───── Extracted records

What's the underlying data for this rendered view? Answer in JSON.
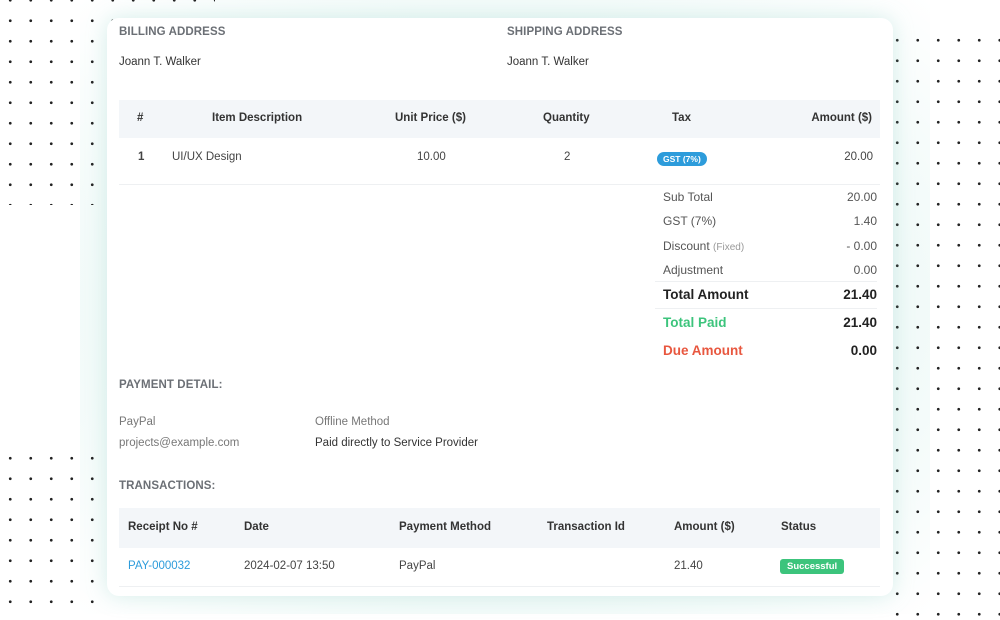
{
  "billing": {
    "label": "BILLING ADDRESS",
    "name": "Joann T. Walker"
  },
  "shipping": {
    "label": "SHIPPING ADDRESS",
    "name": "Joann T. Walker"
  },
  "items": {
    "headers": [
      "#",
      "Item Description",
      "Unit Price ($)",
      "Quantity",
      "Tax",
      "Amount ($)"
    ],
    "rows": [
      {
        "no": "1",
        "description": "UI/UX Design",
        "unit_price": "10.00",
        "quantity": "2",
        "tax": "GST (7%)",
        "amount": "20.00"
      }
    ]
  },
  "summary": {
    "sub_total": {
      "label": "Sub Total",
      "value": "20.00"
    },
    "gst": {
      "label": "GST (7%)",
      "value": "1.40"
    },
    "discount": {
      "label": "Discount",
      "note": "(Fixed)",
      "value": "- 0.00"
    },
    "adjustment": {
      "label": "Adjustment",
      "value": "0.00"
    },
    "total": {
      "label": "Total Amount",
      "value": "21.40"
    },
    "paid": {
      "label": "Total Paid",
      "value": "21.40"
    },
    "due": {
      "label": "Due Amount",
      "value": "0.00"
    }
  },
  "payment": {
    "label": "PAYMENT DETAIL:",
    "method1": "PayPal",
    "email": "projects@example.com",
    "method2": "Offline Method",
    "method2_desc": "Paid directly to Service Provider"
  },
  "transactions": {
    "label": "TRANSACTIONS:",
    "headers": [
      "Receipt No #",
      "Date",
      "Payment Method",
      "Transaction Id",
      "Amount ($)",
      "Status"
    ],
    "rows": [
      {
        "receipt": "PAY-000032",
        "date": "2024-02-07 13:50",
        "method": "PayPal",
        "txn_id": "",
        "amount": "21.40",
        "status": "Successful"
      }
    ]
  },
  "colors": {
    "accent_blue": "#2d9cdb",
    "paid_green": "#3cc47c",
    "due_red": "#e8573f",
    "success_badge": "#3cc47c"
  }
}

──────────

**What you will do:**
Reproduce every line above as written, skipping pictures.

**Full answer:**
What's the underlying data for this rendered view? Answer in JSON.
{
  "billing": {
    "label": "BILLING ADDRESS",
    "name": "Joann T. Walker"
  },
  "shipping": {
    "label": "SHIPPING ADDRESS",
    "name": "Joann T. Walker"
  },
  "items": {
    "headers": [
      "#",
      "Item Description",
      "Unit Price ($)",
      "Quantity",
      "Tax",
      "Amount ($)"
    ],
    "rows": [
      {
        "no": "1",
        "description": "UI/UX Design",
        "unit_price": "10.00",
        "quantity": "2",
        "tax": "GST (7%)",
        "amount": "20.00"
      }
    ]
  },
  "summary": {
    "sub_total": {
      "label": "Sub Total",
      "value": "20.00"
    },
    "gst": {
      "label": "GST (7%)",
      "value": "1.40"
    },
    "discount": {
      "label": "Discount",
      "note": "(Fixed)",
      "value": "- 0.00"
    },
    "adjustment": {
      "label": "Adjustment",
      "value": "0.00"
    },
    "total": {
      "label": "Total Amount",
      "value": "21.40"
    },
    "paid": {
      "label": "Total Paid",
      "value": "21.40"
    },
    "due": {
      "label": "Due Amount",
      "value": "0.00"
    }
  },
  "payment": {
    "label": "PAYMENT DETAIL:",
    "method1": "PayPal",
    "email": "projects@example.com",
    "method2": "Offline Method",
    "method2_desc": "Paid directly to Service Provider"
  },
  "transactions": {
    "label": "TRANSACTIONS:",
    "headers": [
      "Receipt No #",
      "Date",
      "Payment Method",
      "Transaction Id",
      "Amount ($)",
      "Status"
    ],
    "rows": [
      {
        "receipt": "PAY-000032",
        "date": "2024-02-07 13:50",
        "method": "PayPal",
        "txn_id": "",
        "amount": "21.40",
        "status": "Successful"
      }
    ]
  },
  "colors": {
    "accent_blue": "#2d9cdb",
    "paid_green": "#3cc47c",
    "due_red": "#e8573f",
    "success_badge": "#3cc47c"
  }
}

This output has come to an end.